Directions → Reproduce the listing below line for line, leaving every character unchanged.

>> BEGIN Records to process

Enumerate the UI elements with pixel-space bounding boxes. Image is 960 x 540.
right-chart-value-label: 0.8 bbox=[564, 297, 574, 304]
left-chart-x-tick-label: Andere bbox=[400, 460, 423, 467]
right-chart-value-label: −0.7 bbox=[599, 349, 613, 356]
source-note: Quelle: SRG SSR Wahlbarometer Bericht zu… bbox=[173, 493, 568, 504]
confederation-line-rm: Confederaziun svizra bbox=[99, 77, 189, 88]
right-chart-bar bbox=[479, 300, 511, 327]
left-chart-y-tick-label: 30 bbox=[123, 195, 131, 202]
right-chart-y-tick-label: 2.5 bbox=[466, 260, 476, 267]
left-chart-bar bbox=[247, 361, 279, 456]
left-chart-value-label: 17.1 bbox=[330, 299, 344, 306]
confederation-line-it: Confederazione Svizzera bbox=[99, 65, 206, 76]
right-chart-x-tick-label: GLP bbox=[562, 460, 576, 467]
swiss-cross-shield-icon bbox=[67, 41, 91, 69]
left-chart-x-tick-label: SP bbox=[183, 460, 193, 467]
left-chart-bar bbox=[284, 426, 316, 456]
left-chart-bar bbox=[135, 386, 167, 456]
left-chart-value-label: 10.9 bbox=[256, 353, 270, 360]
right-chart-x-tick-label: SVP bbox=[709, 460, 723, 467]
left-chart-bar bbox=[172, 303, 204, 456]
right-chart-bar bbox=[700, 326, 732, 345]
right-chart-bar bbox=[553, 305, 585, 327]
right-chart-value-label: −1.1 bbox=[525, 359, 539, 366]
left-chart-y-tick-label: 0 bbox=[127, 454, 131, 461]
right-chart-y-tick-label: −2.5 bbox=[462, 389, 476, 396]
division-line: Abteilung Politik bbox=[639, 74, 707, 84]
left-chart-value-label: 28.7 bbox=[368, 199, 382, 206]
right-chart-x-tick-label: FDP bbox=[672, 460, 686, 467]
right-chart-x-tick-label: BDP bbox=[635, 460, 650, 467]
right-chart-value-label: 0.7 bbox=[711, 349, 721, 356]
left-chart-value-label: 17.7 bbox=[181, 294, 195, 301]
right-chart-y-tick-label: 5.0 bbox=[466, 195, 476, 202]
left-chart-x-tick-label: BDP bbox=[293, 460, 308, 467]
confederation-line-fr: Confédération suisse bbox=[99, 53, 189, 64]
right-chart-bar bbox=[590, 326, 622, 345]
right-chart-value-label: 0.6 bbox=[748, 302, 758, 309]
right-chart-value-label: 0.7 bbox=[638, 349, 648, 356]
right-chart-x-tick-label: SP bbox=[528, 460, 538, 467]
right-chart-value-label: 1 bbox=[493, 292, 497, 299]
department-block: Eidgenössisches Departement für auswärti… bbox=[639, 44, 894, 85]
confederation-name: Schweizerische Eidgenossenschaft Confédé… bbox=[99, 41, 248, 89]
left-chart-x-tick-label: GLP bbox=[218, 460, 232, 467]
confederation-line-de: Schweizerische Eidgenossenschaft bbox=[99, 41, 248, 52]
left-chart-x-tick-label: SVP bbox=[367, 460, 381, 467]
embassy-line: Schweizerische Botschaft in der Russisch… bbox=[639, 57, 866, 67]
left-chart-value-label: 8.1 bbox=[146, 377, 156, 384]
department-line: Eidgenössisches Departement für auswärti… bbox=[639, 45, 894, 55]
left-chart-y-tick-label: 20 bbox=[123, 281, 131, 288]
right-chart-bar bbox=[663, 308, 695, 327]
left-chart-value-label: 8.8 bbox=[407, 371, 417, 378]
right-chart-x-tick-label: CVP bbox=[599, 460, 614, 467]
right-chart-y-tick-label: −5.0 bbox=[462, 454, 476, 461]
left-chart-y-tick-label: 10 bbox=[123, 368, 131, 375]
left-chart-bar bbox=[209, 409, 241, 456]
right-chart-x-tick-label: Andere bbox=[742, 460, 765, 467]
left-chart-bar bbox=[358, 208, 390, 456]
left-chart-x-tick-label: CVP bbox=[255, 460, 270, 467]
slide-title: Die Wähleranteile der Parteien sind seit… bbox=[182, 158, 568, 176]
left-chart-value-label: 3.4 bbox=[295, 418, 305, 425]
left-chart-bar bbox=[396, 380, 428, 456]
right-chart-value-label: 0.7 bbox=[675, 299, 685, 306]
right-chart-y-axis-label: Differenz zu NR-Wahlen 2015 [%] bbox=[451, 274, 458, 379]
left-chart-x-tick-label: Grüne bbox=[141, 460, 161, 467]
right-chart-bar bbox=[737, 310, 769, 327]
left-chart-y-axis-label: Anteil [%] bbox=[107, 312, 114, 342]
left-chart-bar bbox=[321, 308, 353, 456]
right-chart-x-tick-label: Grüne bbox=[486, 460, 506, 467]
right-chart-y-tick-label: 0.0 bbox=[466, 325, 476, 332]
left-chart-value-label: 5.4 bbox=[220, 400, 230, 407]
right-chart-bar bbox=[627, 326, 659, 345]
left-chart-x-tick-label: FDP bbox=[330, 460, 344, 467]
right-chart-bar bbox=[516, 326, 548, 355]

>> END Records to process

Task result →
Enumerate the UI elements with pixel-space bounding boxes. Image is 960 x 540.
right-chart-value-label: 0.8 bbox=[564, 297, 574, 304]
left-chart-x-tick-label: Andere bbox=[400, 460, 423, 467]
right-chart-value-label: −0.7 bbox=[599, 349, 613, 356]
source-note: Quelle: SRG SSR Wahlbarometer Bericht zu… bbox=[173, 493, 568, 504]
confederation-line-rm: Confederaziun svizra bbox=[99, 77, 189, 88]
right-chart-bar bbox=[479, 300, 511, 327]
left-chart-y-tick-label: 30 bbox=[123, 195, 131, 202]
right-chart-y-tick-label: 2.5 bbox=[466, 260, 476, 267]
left-chart-bar bbox=[247, 361, 279, 456]
left-chart-value-label: 17.1 bbox=[330, 299, 344, 306]
confederation-line-it: Confederazione Svizzera bbox=[99, 65, 206, 76]
right-chart-x-tick-label: GLP bbox=[562, 460, 576, 467]
swiss-cross-shield-icon bbox=[67, 41, 91, 69]
left-chart-x-tick-label: SP bbox=[183, 460, 193, 467]
left-chart-bar bbox=[284, 426, 316, 456]
left-chart-bar bbox=[135, 386, 167, 456]
left-chart-value-label: 10.9 bbox=[256, 353, 270, 360]
right-chart-x-tick-label: SVP bbox=[709, 460, 723, 467]
left-chart-bar bbox=[172, 303, 204, 456]
right-chart-bar bbox=[700, 326, 732, 345]
right-chart-bar bbox=[553, 305, 585, 327]
right-chart-value-label: −1.1 bbox=[525, 359, 539, 366]
left-chart-y-tick-label: 0 bbox=[127, 454, 131, 461]
right-chart-y-tick-label: −2.5 bbox=[462, 389, 476, 396]
division-line: Abteilung Politik bbox=[639, 74, 707, 84]
left-chart-value-label: 28.7 bbox=[368, 199, 382, 206]
right-chart-x-tick-label: FDP bbox=[672, 460, 686, 467]
right-chart-x-tick-label: BDP bbox=[635, 460, 650, 467]
right-chart-value-label: 0.7 bbox=[711, 349, 721, 356]
left-chart-value-label: 17.7 bbox=[181, 294, 195, 301]
right-chart-y-tick-label: 5.0 bbox=[466, 195, 476, 202]
left-chart-x-tick-label: BDP bbox=[293, 460, 308, 467]
confederation-line-fr: Confédération suisse bbox=[99, 53, 189, 64]
right-chart-bar bbox=[590, 326, 622, 345]
right-chart-value-label: 0.6 bbox=[748, 302, 758, 309]
right-chart-value-label: 0.7 bbox=[638, 349, 648, 356]
right-chart-x-tick-label: SP bbox=[528, 460, 538, 467]
right-chart-value-label: 1 bbox=[493, 292, 497, 299]
department-block: Eidgenössisches Departement für auswärti… bbox=[639, 44, 894, 85]
confederation-name: Schweizerische Eidgenossenschaft Confédé… bbox=[99, 41, 248, 89]
left-chart-x-tick-label: GLP bbox=[218, 460, 232, 467]
confederation-line-de: Schweizerische Eidgenossenschaft bbox=[99, 41, 248, 52]
left-chart-x-tick-label: SVP bbox=[367, 460, 381, 467]
embassy-line: Schweizerische Botschaft in der Russisch… bbox=[639, 57, 866, 67]
left-chart-value-label: 8.1 bbox=[146, 377, 156, 384]
department-line: Eidgenössisches Departement für auswärti… bbox=[639, 45, 894, 55]
left-chart-y-tick-label: 20 bbox=[123, 281, 131, 288]
right-chart-bar bbox=[663, 308, 695, 327]
left-chart-value-label: 8.8 bbox=[407, 371, 417, 378]
right-chart-x-tick-label: CVP bbox=[599, 460, 614, 467]
right-chart-y-tick-label: −5.0 bbox=[462, 454, 476, 461]
left-chart-y-tick-label: 10 bbox=[123, 368, 131, 375]
left-chart-bar bbox=[209, 409, 241, 456]
right-chart-x-tick-label: Andere bbox=[742, 460, 765, 467]
left-chart-bar bbox=[358, 208, 390, 456]
left-chart-x-tick-label: CVP bbox=[255, 460, 270, 467]
slide-title: Die Wähleranteile der Parteien sind seit… bbox=[182, 158, 568, 176]
left-chart-value-label: 3.4 bbox=[295, 418, 305, 425]
left-chart-bar bbox=[396, 380, 428, 456]
right-chart-value-label: 0.7 bbox=[675, 299, 685, 306]
right-chart-y-axis-label: Differenz zu NR-Wahlen 2015 [%] bbox=[451, 274, 458, 379]
left-chart-x-tick-label: Grüne bbox=[141, 460, 161, 467]
right-chart-bar bbox=[737, 310, 769, 327]
left-chart-y-axis-label: Anteil [%] bbox=[107, 312, 114, 342]
left-chart-bar bbox=[321, 308, 353, 456]
right-chart-x-tick-label: Grüne bbox=[486, 460, 506, 467]
right-chart-y-tick-label: 0.0 bbox=[466, 325, 476, 332]
left-chart-value-label: 5.4 bbox=[220, 400, 230, 407]
right-chart-bar bbox=[627, 326, 659, 345]
left-chart-x-tick-label: FDP bbox=[330, 460, 344, 467]
right-chart-bar bbox=[516, 326, 548, 355]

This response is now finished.